AIM:
Lines before the one containing "Extract the structured" are excluded; print that line and every line after it through the end of the material below, exactly.
>> BEGIN GIVEN RECORDS
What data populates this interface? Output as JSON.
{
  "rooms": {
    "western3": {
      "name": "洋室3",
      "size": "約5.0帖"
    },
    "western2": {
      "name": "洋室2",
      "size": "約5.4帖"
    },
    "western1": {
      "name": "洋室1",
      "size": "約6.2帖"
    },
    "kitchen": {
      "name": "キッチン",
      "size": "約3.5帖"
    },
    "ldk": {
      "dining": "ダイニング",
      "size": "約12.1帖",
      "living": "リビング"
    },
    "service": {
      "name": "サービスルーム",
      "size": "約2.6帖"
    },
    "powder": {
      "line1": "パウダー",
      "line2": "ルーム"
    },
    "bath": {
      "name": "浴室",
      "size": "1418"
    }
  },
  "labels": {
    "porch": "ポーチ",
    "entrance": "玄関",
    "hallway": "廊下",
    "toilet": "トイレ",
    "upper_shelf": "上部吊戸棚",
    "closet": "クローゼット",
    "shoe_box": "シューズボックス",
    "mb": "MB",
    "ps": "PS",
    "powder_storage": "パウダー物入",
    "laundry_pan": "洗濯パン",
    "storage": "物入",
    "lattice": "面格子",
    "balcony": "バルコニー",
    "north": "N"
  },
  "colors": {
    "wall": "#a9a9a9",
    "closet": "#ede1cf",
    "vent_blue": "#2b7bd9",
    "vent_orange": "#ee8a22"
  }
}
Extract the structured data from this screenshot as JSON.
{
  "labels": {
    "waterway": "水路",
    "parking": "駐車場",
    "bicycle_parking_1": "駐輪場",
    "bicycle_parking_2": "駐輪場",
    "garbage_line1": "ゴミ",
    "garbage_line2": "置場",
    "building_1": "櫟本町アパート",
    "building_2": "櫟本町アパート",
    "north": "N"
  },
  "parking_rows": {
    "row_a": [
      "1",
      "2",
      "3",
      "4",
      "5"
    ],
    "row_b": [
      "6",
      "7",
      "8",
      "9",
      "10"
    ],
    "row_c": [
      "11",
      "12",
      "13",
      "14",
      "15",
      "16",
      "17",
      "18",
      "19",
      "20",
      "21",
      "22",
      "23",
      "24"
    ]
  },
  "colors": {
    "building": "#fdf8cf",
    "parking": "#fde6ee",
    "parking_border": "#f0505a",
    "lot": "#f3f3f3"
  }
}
>> END GIVEN RECORDS
ANSWER TO THIS TASK:
Extract the structured data from this screenshot as JSON.
{
  "labels": {
    "waterway": "水路",
    "parking": "駐車場",
    "bicycle_parking_1": "駐輪場",
    "bicycle_parking_2": "駐輪場",
    "garbage_line1": "ゴミ",
    "garbage_line2": "置場",
    "building_1": "櫟本町アパート",
    "building_2": "櫟本町アパート",
    "north": "N"
  },
  "parking_rows": {
    "row_a": [
      "1",
      "2",
      "3",
      "4",
      "5"
    ],
    "row_b": [
      "6",
      "7",
      "8",
      "9",
      "10"
    ],
    "row_c": [
      "11",
      "12",
      "13",
      "14",
      "15",
      "16",
      "17",
      "18",
      "19",
      "20",
      "21",
      "22",
      "23",
      "24"
    ]
  },
  "colors": {
    "building": "#fdf8cf",
    "parking": "#fde6ee",
    "parking_border": "#f0505a",
    "lot": "#f3f3f3"
  }
}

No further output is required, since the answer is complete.